SELECTED EXCERPT.
— Start —
Closed lucidrains closed 2 years ago
a good template would be how the logs are accumulated here https://github.com/lucidrains/tf-bind-transformer/blob/main/tf_bind_transformer/training_utils.py additional helper functions can be brought in for "maybe transforms" on certain keys in the log
What's the overall idea about being experimenter tracker agnostic? Do you want to support other trackers or do you mostly want to be able to disable it?
Regarding distributed training, i figure there's 2 things to support:
How would you want to implement this ? What's the main goal ?
@rom1504 both support other trackers and be able to disable. i've done this successfully for some other projects by now - here is an example of what i have for https://github.com/lucidrains/video-diffusion-pytorch
import wandb
wandb.init(project = 'video-diffusion')
wandb.run.name = 'resnet'
wandb.run.save()
— End —
COLLECTED MATERIAL.
— Start —
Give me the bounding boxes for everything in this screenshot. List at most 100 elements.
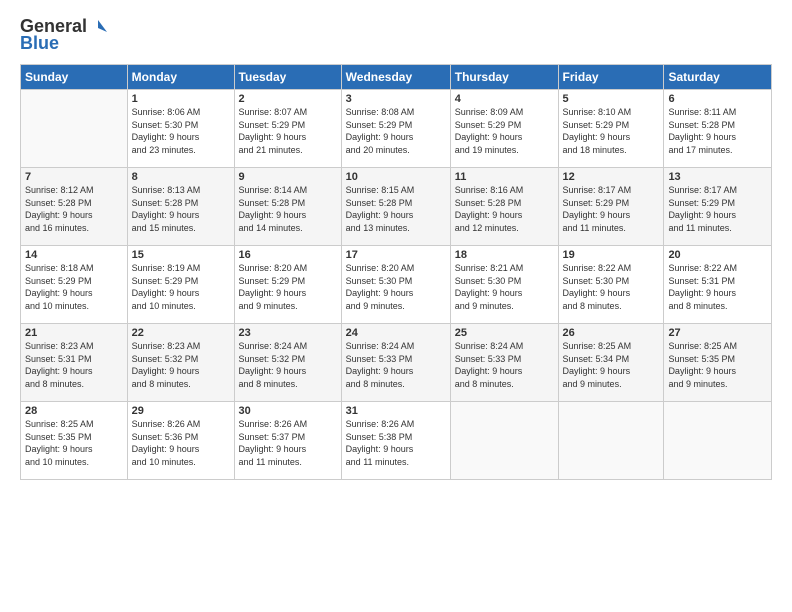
— End —
SET OF TASKS.
a. In the experiment tracker thread, do these statements agree with the text? Answer yes or no for each, and quote the deciding words.
(i) The reply to rom1504 says the goal is both to support other trackers and to allow disabling tracking.
(ii) The wandb project in the code sample is named 'resnet'.
(iii) The suggested template for accumulating logs comes from the video-diffusion-pytorch repository.
b. Pick up the experiment tracker thread after its last line and carry it forward.

WRITTEN RESPONSES.
a.
(i) Yes: "both support other trackers and be able to disable"
(ii) No: "wandb.init(project = 'video-diffusion')"
(iii) No: "a good template would be how the logs are accumulated here https://github.com/lucidrains/tf-bind-transformer/blob/main/tf_bind_transformer/training_utils.py"

b.
trainer = Trainer(
diffusion,
'/home/phil/dl/nuwa-pytorch/gif-moving-mnist/',
results_folder = './results-new-focus-present',
train_batch_size = 4,
train_lr = 2e-5,
save_and_sample_every = 1000,
max_grad_norm = 0.5,
train_num_steps = 700000, # total training steps
gradient_accumulate_every = 8, # gradient accumulation steps
ema_decay = 0.995, # exponential moving average decay
amp = True # turn on mixed precision
)
trainer.load(-1)
def log_fn(log):
if 'sample' in log:
log['sample'] = wandb.Video(log['sample'])
wandb.log(log)
trainer.train(log_fn = log_fn, prob_focus_present = 0.)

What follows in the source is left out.